▸ **Problem to solve**: Print the listing in its entirety and exactly, leaving out images.

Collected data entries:
════════════════

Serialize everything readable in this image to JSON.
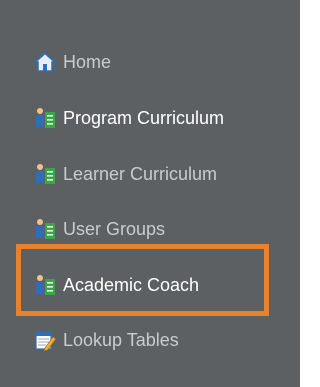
{
  "nav": {
    "items": [
      {
        "label": "Home",
        "icon": "home-icon",
        "state": "normal"
      },
      {
        "label": "Program Curriculum",
        "icon": "org-chart-icon",
        "state": "emphasized"
      },
      {
        "label": "Learner Curriculum",
        "icon": "org-chart-icon",
        "state": "normal"
      },
      {
        "label": "User Groups",
        "icon": "org-chart-icon",
        "state": "normal"
      },
      {
        "label": "Academic Coach",
        "icon": "org-chart-icon",
        "state": "emphasized"
      },
      {
        "label": "Lookup Tables",
        "icon": "edit-table-icon",
        "state": "normal"
      }
    ]
  },
  "colors": {
    "panel_bg": "#5d6063",
    "text_dim": "#c9cccf",
    "text_bright": "#ffffff",
    "highlight_border": "#e8822e"
  }
}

════════════════

▸ **Output**:
Serialize everything readable in this image to JSON.
{
  "nav": {
    "items": [
      {
        "label": "Home",
        "icon": "home-icon",
        "state": "normal"
      },
      {
        "label": "Program Curriculum",
        "icon": "org-chart-icon",
        "state": "emphasized"
      },
      {
        "label": "Learner Curriculum",
        "icon": "org-chart-icon",
        "state": "normal"
      },
      {
        "label": "User Groups",
        "icon": "org-chart-icon",
        "state": "normal"
      },
      {
        "label": "Academic Coach",
        "icon": "org-chart-icon",
        "state": "emphasized"
      },
      {
        "label": "Lookup Tables",
        "icon": "edit-table-icon",
        "state": "normal"
      }
    ]
  },
  "colors": {
    "panel_bg": "#5d6063",
    "text_dim": "#c9cccf",
    "text_bright": "#ffffff",
    "highlight_border": "#e8822e"
  }
}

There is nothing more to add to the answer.